Requirements. Output every line of the data exactly as it appears.

Records for processing.
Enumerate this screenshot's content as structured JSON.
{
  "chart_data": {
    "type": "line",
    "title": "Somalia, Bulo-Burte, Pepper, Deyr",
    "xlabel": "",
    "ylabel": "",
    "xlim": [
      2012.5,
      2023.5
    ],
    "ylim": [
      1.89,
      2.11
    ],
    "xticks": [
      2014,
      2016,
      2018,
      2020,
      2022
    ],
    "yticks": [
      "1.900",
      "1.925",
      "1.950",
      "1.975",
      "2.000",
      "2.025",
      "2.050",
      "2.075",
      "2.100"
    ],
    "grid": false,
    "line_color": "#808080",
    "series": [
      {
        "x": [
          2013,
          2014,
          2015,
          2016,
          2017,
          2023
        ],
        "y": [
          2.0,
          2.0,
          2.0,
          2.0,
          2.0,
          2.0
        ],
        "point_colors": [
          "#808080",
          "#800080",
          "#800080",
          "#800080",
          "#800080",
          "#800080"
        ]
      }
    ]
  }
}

Expected answer.
Enumerate this screenshot's content as structured JSON.
{
  "chart_data": {
    "type": "line",
    "title": "Somalia, Bulo-Burte, Pepper, Deyr",
    "xlabel": "",
    "ylabel": "",
    "xlim": [
      2012.5,
      2023.5
    ],
    "ylim": [
      1.89,
      2.11
    ],
    "xticks": [
      2014,
      2016,
      2018,
      2020,
      2022
    ],
    "yticks": [
      "1.900",
      "1.925",
      "1.950",
      "1.975",
      "2.000",
      "2.025",
      "2.050",
      "2.075",
      "2.100"
    ],
    "grid": false,
    "line_color": "#808080",
    "series": [
      {
        "x": [
          2013,
          2014,
          2015,
          2016,
          2017,
          2023
        ],
        "y": [
          2.0,
          2.0,
          2.0,
          2.0,
          2.0,
          2.0
        ],
        "point_colors": [
          "#808080",
          "#800080",
          "#800080",
          "#800080",
          "#800080",
          "#800080"
        ]
      }
    ]
  }
}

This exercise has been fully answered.